• [Short task]:
Pull each line holding the word "title" from the data.
•••
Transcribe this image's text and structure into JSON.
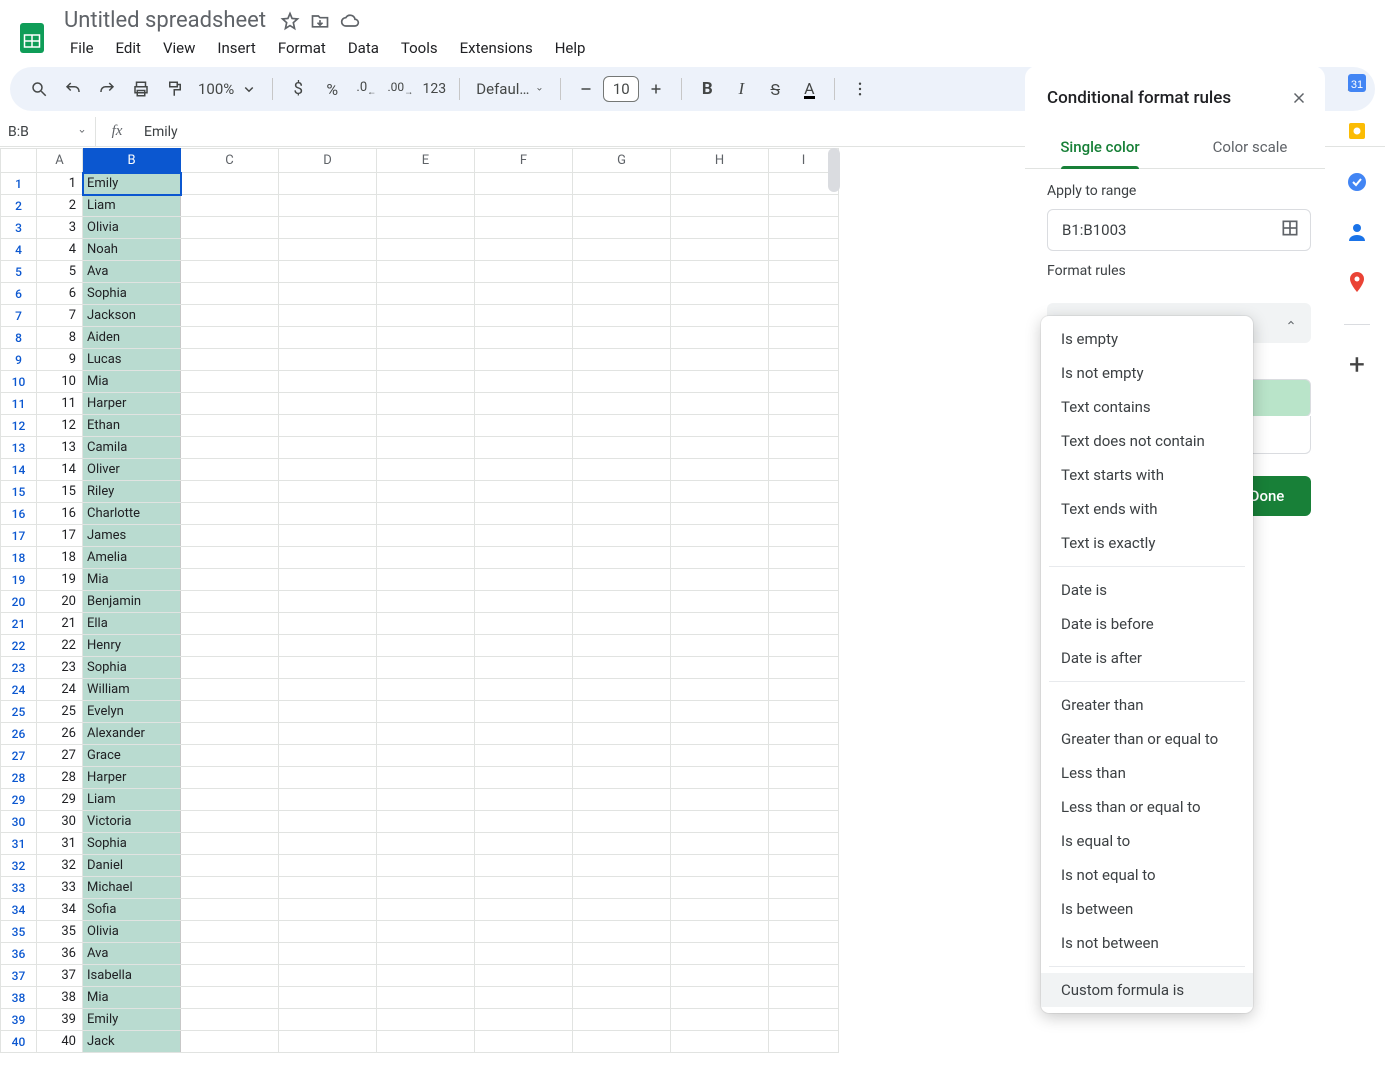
{
  "doc": {
    "title": "Untitled spreadsheet"
  },
  "menus": [
    "File",
    "Edit",
    "View",
    "Insert",
    "Format",
    "Data",
    "Tools",
    "Extensions",
    "Help"
  ],
  "toolbar": {
    "zoom": "100%",
    "font": "Defaul…",
    "font_size": "10",
    "currency": "$",
    "percent": "%",
    "dec_less": ".0",
    "dec_more": ".00",
    "num_fmt": "123"
  },
  "name_box": "B:B",
  "formula": "Emily",
  "columns": [
    "A",
    "B",
    "C",
    "D",
    "E",
    "F",
    "G",
    "H",
    "I"
  ],
  "rows": [
    {
      "n": 1,
      "a": "1",
      "b": "Emily"
    },
    {
      "n": 2,
      "a": "2",
      "b": "Liam"
    },
    {
      "n": 3,
      "a": "3",
      "b": "Olivia"
    },
    {
      "n": 4,
      "a": "4",
      "b": "Noah"
    },
    {
      "n": 5,
      "a": "5",
      "b": "Ava"
    },
    {
      "n": 6,
      "a": "6",
      "b": "Sophia"
    },
    {
      "n": 7,
      "a": "7",
      "b": "Jackson"
    },
    {
      "n": 8,
      "a": "8",
      "b": "Aiden"
    },
    {
      "n": 9,
      "a": "9",
      "b": "Lucas"
    },
    {
      "n": 10,
      "a": "10",
      "b": "Mia"
    },
    {
      "n": 11,
      "a": "11",
      "b": "Harper"
    },
    {
      "n": 12,
      "a": "12",
      "b": "Ethan"
    },
    {
      "n": 13,
      "a": "13",
      "b": "Camila"
    },
    {
      "n": 14,
      "a": "14",
      "b": "Oliver"
    },
    {
      "n": 15,
      "a": "15",
      "b": "Riley"
    },
    {
      "n": 16,
      "a": "16",
      "b": "Charlotte"
    },
    {
      "n": 17,
      "a": "17",
      "b": "James"
    },
    {
      "n": 18,
      "a": "18",
      "b": "Amelia"
    },
    {
      "n": 19,
      "a": "19",
      "b": "Mia"
    },
    {
      "n": 20,
      "a": "20",
      "b": "Benjamin"
    },
    {
      "n": 21,
      "a": "21",
      "b": "Ella"
    },
    {
      "n": 22,
      "a": "22",
      "b": "Henry"
    },
    {
      "n": 23,
      "a": "23",
      "b": "Sophia"
    },
    {
      "n": 24,
      "a": "24",
      "b": "William"
    },
    {
      "n": 25,
      "a": "25",
      "b": "Evelyn"
    },
    {
      "n": 26,
      "a": "26",
      "b": "Alexander"
    },
    {
      "n": 27,
      "a": "27",
      "b": "Grace"
    },
    {
      "n": 28,
      "a": "28",
      "b": "Harper"
    },
    {
      "n": 29,
      "a": "29",
      "b": "Liam"
    },
    {
      "n": 30,
      "a": "30",
      "b": "Victoria"
    },
    {
      "n": 31,
      "a": "31",
      "b": "Sophia"
    },
    {
      "n": 32,
      "a": "32",
      "b": "Daniel"
    },
    {
      "n": 33,
      "a": "33",
      "b": "Michael"
    },
    {
      "n": 34,
      "a": "34",
      "b": "Sofia"
    },
    {
      "n": 35,
      "a": "35",
      "b": "Olivia"
    },
    {
      "n": 36,
      "a": "36",
      "b": "Ava"
    },
    {
      "n": 37,
      "a": "37",
      "b": "Isabella"
    },
    {
      "n": 38,
      "a": "38",
      "b": "Mia"
    },
    {
      "n": 39,
      "a": "39",
      "b": "Emily"
    },
    {
      "n": 40,
      "a": "40",
      "b": "Jack"
    }
  ],
  "cf": {
    "title": "Conditional format rules",
    "tab_single": "Single color",
    "tab_scale": "Color scale",
    "apply_label": "Apply to range",
    "range": "B1:B1003",
    "rules_label": "Format rules",
    "done": "Done"
  },
  "dd_options": [
    {
      "t": "Is empty"
    },
    {
      "t": "Is not empty"
    },
    {
      "t": "Text contains"
    },
    {
      "t": "Text does not contain"
    },
    {
      "t": "Text starts with"
    },
    {
      "t": "Text ends with"
    },
    {
      "t": "Text is exactly"
    },
    {
      "sep": true
    },
    {
      "t": "Date is"
    },
    {
      "t": "Date is before"
    },
    {
      "t": "Date is after"
    },
    {
      "sep": true
    },
    {
      "t": "Greater than"
    },
    {
      "t": "Greater than or equal to"
    },
    {
      "t": "Less than"
    },
    {
      "t": "Less than or equal to"
    },
    {
      "t": "Is equal to"
    },
    {
      "t": "Is not equal to"
    },
    {
      "t": "Is between"
    },
    {
      "t": "Is not between"
    },
    {
      "sep": true
    },
    {
      "t": "Custom formula is",
      "hover": true
    }
  ]
}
•••
• [The answer]:
    "title": "Untitled spreadsheet"
    "title": "Conditional format rules",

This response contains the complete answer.